Supplied material »
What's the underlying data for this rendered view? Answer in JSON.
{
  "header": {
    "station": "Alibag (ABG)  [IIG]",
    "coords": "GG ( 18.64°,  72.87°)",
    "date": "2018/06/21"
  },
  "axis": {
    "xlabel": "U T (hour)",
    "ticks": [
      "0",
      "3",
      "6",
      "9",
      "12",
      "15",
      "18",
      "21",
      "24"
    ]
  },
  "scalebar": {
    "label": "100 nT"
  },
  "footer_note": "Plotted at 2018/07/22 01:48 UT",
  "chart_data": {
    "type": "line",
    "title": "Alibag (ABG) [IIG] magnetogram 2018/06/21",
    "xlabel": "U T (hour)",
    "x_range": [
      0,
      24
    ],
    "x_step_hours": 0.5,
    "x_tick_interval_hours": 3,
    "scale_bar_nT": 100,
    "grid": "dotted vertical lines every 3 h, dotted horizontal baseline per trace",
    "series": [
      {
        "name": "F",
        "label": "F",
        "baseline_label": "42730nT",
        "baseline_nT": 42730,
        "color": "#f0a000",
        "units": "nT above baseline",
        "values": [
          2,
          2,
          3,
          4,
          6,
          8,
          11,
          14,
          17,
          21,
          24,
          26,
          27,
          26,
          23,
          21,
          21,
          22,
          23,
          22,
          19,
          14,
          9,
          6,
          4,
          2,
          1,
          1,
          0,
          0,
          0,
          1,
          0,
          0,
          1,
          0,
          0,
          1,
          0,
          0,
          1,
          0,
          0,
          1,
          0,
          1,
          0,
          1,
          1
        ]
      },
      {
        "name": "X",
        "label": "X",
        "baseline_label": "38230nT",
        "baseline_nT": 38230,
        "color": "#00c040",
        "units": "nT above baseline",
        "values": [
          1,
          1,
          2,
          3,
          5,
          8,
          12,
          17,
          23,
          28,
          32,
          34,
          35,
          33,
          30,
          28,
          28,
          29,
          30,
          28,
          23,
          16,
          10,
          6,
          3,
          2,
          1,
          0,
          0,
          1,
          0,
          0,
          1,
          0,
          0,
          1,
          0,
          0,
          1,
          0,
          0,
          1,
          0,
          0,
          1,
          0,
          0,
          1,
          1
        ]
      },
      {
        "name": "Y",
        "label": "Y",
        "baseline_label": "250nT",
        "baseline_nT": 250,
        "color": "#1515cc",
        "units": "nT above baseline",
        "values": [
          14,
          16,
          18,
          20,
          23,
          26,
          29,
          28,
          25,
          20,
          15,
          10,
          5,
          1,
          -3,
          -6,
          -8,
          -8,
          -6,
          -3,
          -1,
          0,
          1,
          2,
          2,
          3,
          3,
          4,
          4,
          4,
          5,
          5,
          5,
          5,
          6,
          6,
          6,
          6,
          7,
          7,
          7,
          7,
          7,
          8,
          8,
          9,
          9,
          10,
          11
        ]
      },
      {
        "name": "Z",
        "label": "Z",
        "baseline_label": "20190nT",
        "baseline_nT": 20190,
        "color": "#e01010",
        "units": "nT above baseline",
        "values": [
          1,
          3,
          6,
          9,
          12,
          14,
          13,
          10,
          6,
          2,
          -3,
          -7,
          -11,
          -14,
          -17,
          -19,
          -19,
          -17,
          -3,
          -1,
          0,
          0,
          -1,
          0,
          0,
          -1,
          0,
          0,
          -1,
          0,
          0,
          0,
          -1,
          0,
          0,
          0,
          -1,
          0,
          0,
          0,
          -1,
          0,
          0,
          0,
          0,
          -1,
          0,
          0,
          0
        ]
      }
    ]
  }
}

Work to complete » Write out every entry above, word for word.

Result for this exercise »
What's the underlying data for this rendered view? Answer in JSON.
{
  "header": {
    "station": "Alibag (ABG)  [IIG]",
    "coords": "GG ( 18.64°,  72.87°)",
    "date": "2018/06/21"
  },
  "axis": {
    "xlabel": "U T (hour)",
    "ticks": [
      "0",
      "3",
      "6",
      "9",
      "12",
      "15",
      "18",
      "21",
      "24"
    ]
  },
  "scalebar": {
    "label": "100 nT"
  },
  "footer_note": "Plotted at 2018/07/22 01:48 UT",
  "chart_data": {
    "type": "line",
    "title": "Alibag (ABG) [IIG] magnetogram 2018/06/21",
    "xlabel": "U T (hour)",
    "x_range": [
      0,
      24
    ],
    "x_step_hours": 0.5,
    "x_tick_interval_hours": 3,
    "scale_bar_nT": 100,
    "grid": "dotted vertical lines every 3 h, dotted horizontal baseline per trace",
    "series": [
      {
        "name": "F",
        "label": "F",
        "baseline_label": "42730nT",
        "baseline_nT": 42730,
        "color": "#f0a000",
        "units": "nT above baseline",
        "values": [
          2,
          2,
          3,
          4,
          6,
          8,
          11,
          14,
          17,
          21,
          24,
          26,
          27,
          26,
          23,
          21,
          21,
          22,
          23,
          22,
          19,
          14,
          9,
          6,
          4,
          2,
          1,
          1,
          0,
          0,
          0,
          1,
          0,
          0,
          1,
          0,
          0,
          1,
          0,
          0,
          1,
          0,
          0,
          1,
          0,
          1,
          0,
          1,
          1
        ]
      },
      {
        "name": "X",
        "label": "X",
        "baseline_label": "38230nT",
        "baseline_nT": 38230,
        "color": "#00c040",
        "units": "nT above baseline",
        "values": [
          1,
          1,
          2,
          3,
          5,
          8,
          12,
          17,
          23,
          28,
          32,
          34,
          35,
          33,
          30,
          28,
          28,
          29,
          30,
          28,
          23,
          16,
          10,
          6,
          3,
          2,
          1,
          0,
          0,
          1,
          0,
          0,
          1,
          0,
          0,
          1,
          0,
          0,
          1,
          0,
          0,
          1,
          0,
          0,
          1,
          0,
          0,
          1,
          1
        ]
      },
      {
        "name": "Y",
        "label": "Y",
        "baseline_label": "250nT",
        "baseline_nT": 250,
        "color": "#1515cc",
        "units": "nT above baseline",
        "values": [
          14,
          16,
          18,
          20,
          23,
          26,
          29,
          28,
          25,
          20,
          15,
          10,
          5,
          1,
          -3,
          -6,
          -8,
          -8,
          -6,
          -3,
          -1,
          0,
          1,
          2,
          2,
          3,
          3,
          4,
          4,
          4,
          5,
          5,
          5,
          5,
          6,
          6,
          6,
          6,
          7,
          7,
          7,
          7,
          7,
          8,
          8,
          9,
          9,
          10,
          11
        ]
      },
      {
        "name": "Z",
        "label": "Z",
        "baseline_label": "20190nT",
        "baseline_nT": 20190,
        "color": "#e01010",
        "units": "nT above baseline",
        "values": [
          1,
          3,
          6,
          9,
          12,
          14,
          13,
          10,
          6,
          2,
          -3,
          -7,
          -11,
          -14,
          -17,
          -19,
          -19,
          -17,
          -3,
          -1,
          0,
          0,
          -1,
          0,
          0,
          -1,
          0,
          0,
          -1,
          0,
          0,
          0,
          -1,
          0,
          0,
          0,
          -1,
          0,
          0,
          0,
          -1,
          0,
          0,
          0,
          0,
          -1,
          0,
          0,
          0
        ]
      }
    ]
  }
}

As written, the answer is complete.